Read the records and write them out again exactly.

Data entries
▼
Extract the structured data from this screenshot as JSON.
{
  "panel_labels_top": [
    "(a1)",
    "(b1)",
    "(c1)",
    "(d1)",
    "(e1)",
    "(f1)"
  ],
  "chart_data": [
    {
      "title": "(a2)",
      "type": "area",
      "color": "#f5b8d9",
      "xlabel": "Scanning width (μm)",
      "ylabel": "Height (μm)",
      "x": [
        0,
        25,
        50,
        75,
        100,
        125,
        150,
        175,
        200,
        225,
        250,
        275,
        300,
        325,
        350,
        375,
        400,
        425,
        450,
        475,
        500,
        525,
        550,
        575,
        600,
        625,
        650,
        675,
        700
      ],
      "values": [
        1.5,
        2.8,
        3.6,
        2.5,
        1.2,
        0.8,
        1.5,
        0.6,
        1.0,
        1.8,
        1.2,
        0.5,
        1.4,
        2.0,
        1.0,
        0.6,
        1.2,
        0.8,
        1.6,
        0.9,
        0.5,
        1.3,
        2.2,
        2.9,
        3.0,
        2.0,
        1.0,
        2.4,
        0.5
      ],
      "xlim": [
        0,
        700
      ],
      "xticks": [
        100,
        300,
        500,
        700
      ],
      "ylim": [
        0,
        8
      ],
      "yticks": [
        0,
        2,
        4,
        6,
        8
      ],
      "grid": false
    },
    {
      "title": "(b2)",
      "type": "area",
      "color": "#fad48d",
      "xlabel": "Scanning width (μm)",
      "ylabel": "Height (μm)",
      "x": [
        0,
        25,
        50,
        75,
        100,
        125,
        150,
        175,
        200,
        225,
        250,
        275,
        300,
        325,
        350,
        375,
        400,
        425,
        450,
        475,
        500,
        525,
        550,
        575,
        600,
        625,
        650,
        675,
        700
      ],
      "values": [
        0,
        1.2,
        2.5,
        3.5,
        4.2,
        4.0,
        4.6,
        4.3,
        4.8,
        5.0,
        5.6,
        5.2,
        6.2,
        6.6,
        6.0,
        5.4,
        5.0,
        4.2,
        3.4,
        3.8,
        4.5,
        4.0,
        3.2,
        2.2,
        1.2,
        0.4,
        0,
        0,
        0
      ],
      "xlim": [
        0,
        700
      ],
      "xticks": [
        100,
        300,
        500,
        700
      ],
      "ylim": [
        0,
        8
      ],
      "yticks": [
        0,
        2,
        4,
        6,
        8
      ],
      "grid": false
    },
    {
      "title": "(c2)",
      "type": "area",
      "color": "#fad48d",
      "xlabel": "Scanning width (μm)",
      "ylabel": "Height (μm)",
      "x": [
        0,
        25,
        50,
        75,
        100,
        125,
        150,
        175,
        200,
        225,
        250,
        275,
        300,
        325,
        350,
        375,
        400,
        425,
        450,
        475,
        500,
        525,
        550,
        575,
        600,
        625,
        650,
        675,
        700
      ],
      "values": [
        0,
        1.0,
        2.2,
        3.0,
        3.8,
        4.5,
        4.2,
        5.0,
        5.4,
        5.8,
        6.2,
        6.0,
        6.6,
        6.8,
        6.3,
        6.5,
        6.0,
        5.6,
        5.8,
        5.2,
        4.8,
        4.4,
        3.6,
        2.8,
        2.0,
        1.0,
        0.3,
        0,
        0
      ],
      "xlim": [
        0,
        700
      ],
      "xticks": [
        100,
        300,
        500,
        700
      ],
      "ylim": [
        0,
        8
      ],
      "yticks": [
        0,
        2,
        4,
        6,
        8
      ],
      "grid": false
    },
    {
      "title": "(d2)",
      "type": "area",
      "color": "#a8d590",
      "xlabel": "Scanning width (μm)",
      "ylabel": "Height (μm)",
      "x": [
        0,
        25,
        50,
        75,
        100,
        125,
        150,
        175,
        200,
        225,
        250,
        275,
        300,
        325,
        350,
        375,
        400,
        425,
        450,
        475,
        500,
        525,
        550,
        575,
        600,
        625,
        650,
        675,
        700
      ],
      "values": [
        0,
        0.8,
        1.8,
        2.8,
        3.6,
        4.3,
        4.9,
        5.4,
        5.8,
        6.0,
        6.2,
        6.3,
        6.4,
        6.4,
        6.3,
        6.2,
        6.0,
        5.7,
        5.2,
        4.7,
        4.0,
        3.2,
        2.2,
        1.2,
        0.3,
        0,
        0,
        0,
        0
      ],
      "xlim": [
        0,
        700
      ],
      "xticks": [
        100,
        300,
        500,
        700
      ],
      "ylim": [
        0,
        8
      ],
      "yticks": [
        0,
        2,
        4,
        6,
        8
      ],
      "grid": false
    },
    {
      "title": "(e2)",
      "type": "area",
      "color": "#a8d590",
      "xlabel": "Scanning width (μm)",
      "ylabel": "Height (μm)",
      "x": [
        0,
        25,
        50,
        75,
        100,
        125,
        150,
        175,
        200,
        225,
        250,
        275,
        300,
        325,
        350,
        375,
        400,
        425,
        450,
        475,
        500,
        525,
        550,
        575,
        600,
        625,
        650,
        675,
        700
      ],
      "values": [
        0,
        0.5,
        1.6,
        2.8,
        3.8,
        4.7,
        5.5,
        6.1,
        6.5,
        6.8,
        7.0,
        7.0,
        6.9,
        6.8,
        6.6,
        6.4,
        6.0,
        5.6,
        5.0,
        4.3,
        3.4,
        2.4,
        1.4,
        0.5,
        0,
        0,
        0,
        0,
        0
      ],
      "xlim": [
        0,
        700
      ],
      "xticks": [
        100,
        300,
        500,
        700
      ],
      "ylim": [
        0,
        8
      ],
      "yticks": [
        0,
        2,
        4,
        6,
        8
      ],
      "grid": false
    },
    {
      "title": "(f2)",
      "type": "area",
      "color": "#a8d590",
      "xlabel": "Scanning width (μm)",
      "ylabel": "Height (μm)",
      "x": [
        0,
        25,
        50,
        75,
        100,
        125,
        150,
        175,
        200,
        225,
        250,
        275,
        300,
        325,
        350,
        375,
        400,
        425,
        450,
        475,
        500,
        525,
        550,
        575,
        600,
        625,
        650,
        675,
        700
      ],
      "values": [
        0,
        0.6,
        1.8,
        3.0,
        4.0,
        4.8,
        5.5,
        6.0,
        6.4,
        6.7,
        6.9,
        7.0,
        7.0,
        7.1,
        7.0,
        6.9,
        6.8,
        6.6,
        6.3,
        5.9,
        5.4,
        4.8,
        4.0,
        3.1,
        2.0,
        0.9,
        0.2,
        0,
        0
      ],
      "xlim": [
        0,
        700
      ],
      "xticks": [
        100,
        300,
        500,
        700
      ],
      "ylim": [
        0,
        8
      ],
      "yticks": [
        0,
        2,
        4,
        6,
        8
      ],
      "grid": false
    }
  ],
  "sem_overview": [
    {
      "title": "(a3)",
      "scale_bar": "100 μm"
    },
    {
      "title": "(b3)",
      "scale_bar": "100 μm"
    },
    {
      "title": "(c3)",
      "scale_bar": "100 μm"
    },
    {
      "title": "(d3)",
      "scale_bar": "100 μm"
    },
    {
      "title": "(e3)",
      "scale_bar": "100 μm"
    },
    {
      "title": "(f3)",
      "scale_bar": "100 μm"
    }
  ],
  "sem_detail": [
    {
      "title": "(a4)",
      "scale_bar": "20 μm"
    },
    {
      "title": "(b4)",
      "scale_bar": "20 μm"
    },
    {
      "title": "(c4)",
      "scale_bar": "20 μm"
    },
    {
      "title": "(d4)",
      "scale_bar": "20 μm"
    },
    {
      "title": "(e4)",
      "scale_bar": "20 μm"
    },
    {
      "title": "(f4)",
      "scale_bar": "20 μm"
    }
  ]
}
▲
= Complete answer =
Extract the structured data from this screenshot as JSON.
{
  "panel_labels_top": [
    "(a1)",
    "(b1)",
    "(c1)",
    "(d1)",
    "(e1)",
    "(f1)"
  ],
  "chart_data": [
    {
      "title": "(a2)",
      "type": "area",
      "color": "#f5b8d9",
      "xlabel": "Scanning width (μm)",
      "ylabel": "Height (μm)",
      "x": [
        0,
        25,
        50,
        75,
        100,
        125,
        150,
        175,
        200,
        225,
        250,
        275,
        300,
        325,
        350,
        375,
        400,
        425,
        450,
        475,
        500,
        525,
        550,
        575,
        600,
        625,
        650,
        675,
        700
      ],
      "values": [
        1.5,
        2.8,
        3.6,
        2.5,
        1.2,
        0.8,
        1.5,
        0.6,
        1.0,
        1.8,
        1.2,
        0.5,
        1.4,
        2.0,
        1.0,
        0.6,
        1.2,
        0.8,
        1.6,
        0.9,
        0.5,
        1.3,
        2.2,
        2.9,
        3.0,
        2.0,
        1.0,
        2.4,
        0.5
      ],
      "xlim": [
        0,
        700
      ],
      "xticks": [
        100,
        300,
        500,
        700
      ],
      "ylim": [
        0,
        8
      ],
      "yticks": [
        0,
        2,
        4,
        6,
        8
      ],
      "grid": false
    },
    {
      "title": "(b2)",
      "type": "area",
      "color": "#fad48d",
      "xlabel": "Scanning width (μm)",
      "ylabel": "Height (μm)",
      "x": [
        0,
        25,
        50,
        75,
        100,
        125,
        150,
        175,
        200,
        225,
        250,
        275,
        300,
        325,
        350,
        375,
        400,
        425,
        450,
        475,
        500,
        525,
        550,
        575,
        600,
        625,
        650,
        675,
        700
      ],
      "values": [
        0,
        1.2,
        2.5,
        3.5,
        4.2,
        4.0,
        4.6,
        4.3,
        4.8,
        5.0,
        5.6,
        5.2,
        6.2,
        6.6,
        6.0,
        5.4,
        5.0,
        4.2,
        3.4,
        3.8,
        4.5,
        4.0,
        3.2,
        2.2,
        1.2,
        0.4,
        0,
        0,
        0
      ],
      "xlim": [
        0,
        700
      ],
      "xticks": [
        100,
        300,
        500,
        700
      ],
      "ylim": [
        0,
        8
      ],
      "yticks": [
        0,
        2,
        4,
        6,
        8
      ],
      "grid": false
    },
    {
      "title": "(c2)",
      "type": "area",
      "color": "#fad48d",
      "xlabel": "Scanning width (μm)",
      "ylabel": "Height (μm)",
      "x": [
        0,
        25,
        50,
        75,
        100,
        125,
        150,
        175,
        200,
        225,
        250,
        275,
        300,
        325,
        350,
        375,
        400,
        425,
        450,
        475,
        500,
        525,
        550,
        575,
        600,
        625,
        650,
        675,
        700
      ],
      "values": [
        0,
        1.0,
        2.2,
        3.0,
        3.8,
        4.5,
        4.2,
        5.0,
        5.4,
        5.8,
        6.2,
        6.0,
        6.6,
        6.8,
        6.3,
        6.5,
        6.0,
        5.6,
        5.8,
        5.2,
        4.8,
        4.4,
        3.6,
        2.8,
        2.0,
        1.0,
        0.3,
        0,
        0
      ],
      "xlim": [
        0,
        700
      ],
      "xticks": [
        100,
        300,
        500,
        700
      ],
      "ylim": [
        0,
        8
      ],
      "yticks": [
        0,
        2,
        4,
        6,
        8
      ],
      "grid": false
    },
    {
      "title": "(d2)",
      "type": "area",
      "color": "#a8d590",
      "xlabel": "Scanning width (μm)",
      "ylabel": "Height (μm)",
      "x": [
        0,
        25,
        50,
        75,
        100,
        125,
        150,
        175,
        200,
        225,
        250,
        275,
        300,
        325,
        350,
        375,
        400,
        425,
        450,
        475,
        500,
        525,
        550,
        575,
        600,
        625,
        650,
        675,
        700
      ],
      "values": [
        0,
        0.8,
        1.8,
        2.8,
        3.6,
        4.3,
        4.9,
        5.4,
        5.8,
        6.0,
        6.2,
        6.3,
        6.4,
        6.4,
        6.3,
        6.2,
        6.0,
        5.7,
        5.2,
        4.7,
        4.0,
        3.2,
        2.2,
        1.2,
        0.3,
        0,
        0,
        0,
        0
      ],
      "xlim": [
        0,
        700
      ],
      "xticks": [
        100,
        300,
        500,
        700
      ],
      "ylim": [
        0,
        8
      ],
      "yticks": [
        0,
        2,
        4,
        6,
        8
      ],
      "grid": false
    },
    {
      "title": "(e2)",
      "type": "area",
      "color": "#a8d590",
      "xlabel": "Scanning width (μm)",
      "ylabel": "Height (μm)",
      "x": [
        0,
        25,
        50,
        75,
        100,
        125,
        150,
        175,
        200,
        225,
        250,
        275,
        300,
        325,
        350,
        375,
        400,
        425,
        450,
        475,
        500,
        525,
        550,
        575,
        600,
        625,
        650,
        675,
        700
      ],
      "values": [
        0,
        0.5,
        1.6,
        2.8,
        3.8,
        4.7,
        5.5,
        6.1,
        6.5,
        6.8,
        7.0,
        7.0,
        6.9,
        6.8,
        6.6,
        6.4,
        6.0,
        5.6,
        5.0,
        4.3,
        3.4,
        2.4,
        1.4,
        0.5,
        0,
        0,
        0,
        0,
        0
      ],
      "xlim": [
        0,
        700
      ],
      "xticks": [
        100,
        300,
        500,
        700
      ],
      "ylim": [
        0,
        8
      ],
      "yticks": [
        0,
        2,
        4,
        6,
        8
      ],
      "grid": false
    },
    {
      "title": "(f2)",
      "type": "area",
      "color": "#a8d590",
      "xlabel": "Scanning width (μm)",
      "ylabel": "Height (μm)",
      "x": [
        0,
        25,
        50,
        75,
        100,
        125,
        150,
        175,
        200,
        225,
        250,
        275,
        300,
        325,
        350,
        375,
        400,
        425,
        450,
        475,
        500,
        525,
        550,
        575,
        600,
        625,
        650,
        675,
        700
      ],
      "values": [
        0,
        0.6,
        1.8,
        3.0,
        4.0,
        4.8,
        5.5,
        6.0,
        6.4,
        6.7,
        6.9,
        7.0,
        7.0,
        7.1,
        7.0,
        6.9,
        6.8,
        6.6,
        6.3,
        5.9,
        5.4,
        4.8,
        4.0,
        3.1,
        2.0,
        0.9,
        0.2,
        0,
        0
      ],
      "xlim": [
        0,
        700
      ],
      "xticks": [
        100,
        300,
        500,
        700
      ],
      "ylim": [
        0,
        8
      ],
      "yticks": [
        0,
        2,
        4,
        6,
        8
      ],
      "grid": false
    }
  ],
  "sem_overview": [
    {
      "title": "(a3)",
      "scale_bar": "100 μm"
    },
    {
      "title": "(b3)",
      "scale_bar": "100 μm"
    },
    {
      "title": "(c3)",
      "scale_bar": "100 μm"
    },
    {
      "title": "(d3)",
      "scale_bar": "100 μm"
    },
    {
      "title": "(e3)",
      "scale_bar": "100 μm"
    },
    {
      "title": "(f3)",
      "scale_bar": "100 μm"
    }
  ],
  "sem_detail": [
    {
      "title": "(a4)",
      "scale_bar": "20 μm"
    },
    {
      "title": "(b4)",
      "scale_bar": "20 μm"
    },
    {
      "title": "(c4)",
      "scale_bar": "20 μm"
    },
    {
      "title": "(d4)",
      "scale_bar": "20 μm"
    },
    {
      "title": "(e4)",
      "scale_bar": "20 μm"
    },
    {
      "title": "(f4)",
      "scale_bar": "20 μm"
    }
  ]
}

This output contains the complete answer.